# START OF Excerpted data
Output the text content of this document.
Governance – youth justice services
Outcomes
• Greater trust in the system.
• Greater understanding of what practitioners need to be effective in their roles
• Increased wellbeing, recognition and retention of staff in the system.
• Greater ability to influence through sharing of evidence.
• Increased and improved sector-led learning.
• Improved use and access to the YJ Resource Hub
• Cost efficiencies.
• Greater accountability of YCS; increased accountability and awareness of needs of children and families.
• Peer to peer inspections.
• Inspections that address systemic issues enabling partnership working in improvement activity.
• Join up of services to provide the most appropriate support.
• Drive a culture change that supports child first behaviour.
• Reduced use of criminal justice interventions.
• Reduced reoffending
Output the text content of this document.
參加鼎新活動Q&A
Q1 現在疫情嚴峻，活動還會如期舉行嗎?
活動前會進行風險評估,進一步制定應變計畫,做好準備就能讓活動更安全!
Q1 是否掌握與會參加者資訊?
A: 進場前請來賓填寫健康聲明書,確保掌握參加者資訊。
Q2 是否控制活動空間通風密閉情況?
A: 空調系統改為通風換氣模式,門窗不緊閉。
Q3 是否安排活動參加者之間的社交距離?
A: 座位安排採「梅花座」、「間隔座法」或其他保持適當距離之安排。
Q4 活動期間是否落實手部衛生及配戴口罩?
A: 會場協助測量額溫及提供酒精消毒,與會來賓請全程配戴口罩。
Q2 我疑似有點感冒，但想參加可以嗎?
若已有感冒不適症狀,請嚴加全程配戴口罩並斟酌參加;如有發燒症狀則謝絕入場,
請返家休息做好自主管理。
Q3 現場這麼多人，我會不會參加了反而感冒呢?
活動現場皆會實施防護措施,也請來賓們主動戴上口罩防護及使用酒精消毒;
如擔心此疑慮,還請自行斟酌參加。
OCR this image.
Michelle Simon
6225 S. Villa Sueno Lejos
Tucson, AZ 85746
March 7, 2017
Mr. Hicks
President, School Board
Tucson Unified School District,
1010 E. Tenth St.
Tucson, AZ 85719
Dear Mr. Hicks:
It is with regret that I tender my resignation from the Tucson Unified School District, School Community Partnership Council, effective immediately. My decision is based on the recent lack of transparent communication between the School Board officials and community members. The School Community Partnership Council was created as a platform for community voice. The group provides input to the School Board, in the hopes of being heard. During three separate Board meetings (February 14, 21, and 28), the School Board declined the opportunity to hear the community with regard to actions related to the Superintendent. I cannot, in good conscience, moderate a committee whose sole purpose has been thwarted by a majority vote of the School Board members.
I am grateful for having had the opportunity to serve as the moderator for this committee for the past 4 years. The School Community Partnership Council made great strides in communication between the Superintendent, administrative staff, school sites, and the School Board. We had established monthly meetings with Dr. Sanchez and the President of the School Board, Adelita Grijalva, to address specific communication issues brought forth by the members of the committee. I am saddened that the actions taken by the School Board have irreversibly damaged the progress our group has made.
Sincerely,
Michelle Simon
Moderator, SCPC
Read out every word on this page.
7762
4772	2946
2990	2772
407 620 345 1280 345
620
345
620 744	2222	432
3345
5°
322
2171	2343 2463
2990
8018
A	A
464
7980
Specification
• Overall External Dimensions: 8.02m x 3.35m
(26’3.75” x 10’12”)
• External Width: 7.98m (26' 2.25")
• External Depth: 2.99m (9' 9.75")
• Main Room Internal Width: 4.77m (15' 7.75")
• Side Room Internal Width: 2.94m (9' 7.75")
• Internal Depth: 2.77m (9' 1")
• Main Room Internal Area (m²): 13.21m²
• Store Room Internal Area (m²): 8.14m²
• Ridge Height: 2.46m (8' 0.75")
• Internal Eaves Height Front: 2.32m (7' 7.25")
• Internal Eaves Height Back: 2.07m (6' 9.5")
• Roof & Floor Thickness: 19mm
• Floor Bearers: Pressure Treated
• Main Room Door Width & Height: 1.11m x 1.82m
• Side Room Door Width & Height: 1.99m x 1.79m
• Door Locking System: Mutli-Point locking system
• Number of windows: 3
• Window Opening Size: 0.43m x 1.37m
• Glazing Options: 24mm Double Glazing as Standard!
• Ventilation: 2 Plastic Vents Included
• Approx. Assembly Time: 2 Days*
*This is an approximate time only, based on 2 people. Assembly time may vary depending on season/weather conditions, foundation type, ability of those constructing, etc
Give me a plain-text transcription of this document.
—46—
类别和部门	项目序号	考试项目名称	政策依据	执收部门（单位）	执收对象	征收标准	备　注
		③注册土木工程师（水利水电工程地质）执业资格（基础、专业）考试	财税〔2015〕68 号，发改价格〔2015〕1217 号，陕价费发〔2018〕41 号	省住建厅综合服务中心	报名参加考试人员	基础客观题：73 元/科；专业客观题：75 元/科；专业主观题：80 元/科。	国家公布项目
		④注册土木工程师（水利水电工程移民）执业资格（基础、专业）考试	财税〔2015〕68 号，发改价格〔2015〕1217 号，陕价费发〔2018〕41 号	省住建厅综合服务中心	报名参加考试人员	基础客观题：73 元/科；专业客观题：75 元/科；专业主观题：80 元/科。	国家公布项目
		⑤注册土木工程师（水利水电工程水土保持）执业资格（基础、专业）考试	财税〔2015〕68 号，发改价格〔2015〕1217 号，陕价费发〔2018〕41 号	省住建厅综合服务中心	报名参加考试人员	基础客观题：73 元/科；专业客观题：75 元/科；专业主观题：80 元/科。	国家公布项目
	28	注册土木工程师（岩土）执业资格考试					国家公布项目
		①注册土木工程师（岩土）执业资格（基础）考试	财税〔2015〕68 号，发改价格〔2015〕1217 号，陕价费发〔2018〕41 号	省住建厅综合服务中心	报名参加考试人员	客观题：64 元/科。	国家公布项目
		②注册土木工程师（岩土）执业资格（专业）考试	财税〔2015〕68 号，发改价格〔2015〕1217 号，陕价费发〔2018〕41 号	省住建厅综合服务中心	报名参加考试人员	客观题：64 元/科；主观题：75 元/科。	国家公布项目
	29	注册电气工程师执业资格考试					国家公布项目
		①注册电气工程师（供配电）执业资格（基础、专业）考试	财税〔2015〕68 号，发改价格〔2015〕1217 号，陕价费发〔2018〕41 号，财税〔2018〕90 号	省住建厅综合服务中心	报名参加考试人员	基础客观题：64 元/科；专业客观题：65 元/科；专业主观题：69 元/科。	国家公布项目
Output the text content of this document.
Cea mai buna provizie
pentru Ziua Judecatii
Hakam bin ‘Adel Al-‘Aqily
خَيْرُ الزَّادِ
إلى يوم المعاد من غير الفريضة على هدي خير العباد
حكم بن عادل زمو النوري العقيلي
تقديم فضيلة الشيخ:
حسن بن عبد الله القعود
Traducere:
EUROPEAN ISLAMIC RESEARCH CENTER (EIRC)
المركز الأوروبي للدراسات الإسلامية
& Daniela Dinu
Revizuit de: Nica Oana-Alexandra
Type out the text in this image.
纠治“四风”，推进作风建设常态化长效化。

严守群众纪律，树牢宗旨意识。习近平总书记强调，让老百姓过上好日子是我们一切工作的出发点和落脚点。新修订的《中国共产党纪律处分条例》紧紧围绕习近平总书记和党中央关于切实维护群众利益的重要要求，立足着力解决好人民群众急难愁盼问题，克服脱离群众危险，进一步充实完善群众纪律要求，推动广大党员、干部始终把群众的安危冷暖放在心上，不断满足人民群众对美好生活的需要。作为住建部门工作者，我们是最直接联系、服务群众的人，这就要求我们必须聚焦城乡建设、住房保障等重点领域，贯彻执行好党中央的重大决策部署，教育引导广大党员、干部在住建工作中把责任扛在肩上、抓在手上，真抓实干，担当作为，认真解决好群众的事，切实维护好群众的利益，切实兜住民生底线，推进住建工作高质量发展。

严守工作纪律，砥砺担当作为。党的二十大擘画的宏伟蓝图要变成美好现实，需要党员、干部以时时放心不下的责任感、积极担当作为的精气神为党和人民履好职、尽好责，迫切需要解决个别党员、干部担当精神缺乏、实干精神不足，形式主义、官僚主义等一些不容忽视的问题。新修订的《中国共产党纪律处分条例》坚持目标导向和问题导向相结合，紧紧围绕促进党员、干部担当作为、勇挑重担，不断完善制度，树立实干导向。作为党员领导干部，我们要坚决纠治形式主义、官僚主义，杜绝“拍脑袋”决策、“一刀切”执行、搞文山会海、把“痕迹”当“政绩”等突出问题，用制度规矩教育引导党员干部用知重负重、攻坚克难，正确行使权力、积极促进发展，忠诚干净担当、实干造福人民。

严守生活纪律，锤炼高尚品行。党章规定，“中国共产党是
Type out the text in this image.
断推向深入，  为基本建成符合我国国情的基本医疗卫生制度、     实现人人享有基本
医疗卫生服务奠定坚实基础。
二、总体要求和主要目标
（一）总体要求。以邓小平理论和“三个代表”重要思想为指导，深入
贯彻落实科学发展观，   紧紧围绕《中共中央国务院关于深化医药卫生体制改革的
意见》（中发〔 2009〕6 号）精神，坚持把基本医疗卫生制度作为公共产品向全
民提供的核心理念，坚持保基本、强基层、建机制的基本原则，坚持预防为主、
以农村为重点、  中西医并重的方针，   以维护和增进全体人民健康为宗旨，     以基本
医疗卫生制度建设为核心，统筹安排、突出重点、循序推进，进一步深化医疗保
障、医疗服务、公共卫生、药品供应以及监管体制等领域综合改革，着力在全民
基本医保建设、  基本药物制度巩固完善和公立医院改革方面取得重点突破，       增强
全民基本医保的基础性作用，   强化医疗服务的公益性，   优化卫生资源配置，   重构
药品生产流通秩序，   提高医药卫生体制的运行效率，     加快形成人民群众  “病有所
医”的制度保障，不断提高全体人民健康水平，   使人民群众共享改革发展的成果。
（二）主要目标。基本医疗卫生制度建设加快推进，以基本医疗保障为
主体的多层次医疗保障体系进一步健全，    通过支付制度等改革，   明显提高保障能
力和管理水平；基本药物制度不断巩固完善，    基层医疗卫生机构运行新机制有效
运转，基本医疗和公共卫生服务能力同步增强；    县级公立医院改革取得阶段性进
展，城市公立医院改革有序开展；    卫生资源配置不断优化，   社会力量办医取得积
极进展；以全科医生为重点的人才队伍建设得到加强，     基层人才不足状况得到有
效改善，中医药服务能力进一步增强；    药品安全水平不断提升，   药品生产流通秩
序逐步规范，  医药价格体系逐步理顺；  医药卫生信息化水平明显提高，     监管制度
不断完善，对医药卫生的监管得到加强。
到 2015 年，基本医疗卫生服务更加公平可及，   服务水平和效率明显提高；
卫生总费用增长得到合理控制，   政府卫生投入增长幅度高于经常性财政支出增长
# END OF Excerpted data
— Task directions —
Scan the entries above for the word "Room" and collect each line holding it.

— Written solution —
• Main Room Internal Width: 4.77m (15' 7.75")
• Side Room Internal Width: 2.94m (9' 7.75")
• Main Room Internal Area (m²): 13.21m²
• Store Room Internal Area (m²): 8.14m²
• Main Room Door Width & Height: 1.11m x 1.82m
• Side Room Door Width & Height: 1.99m x 1.79m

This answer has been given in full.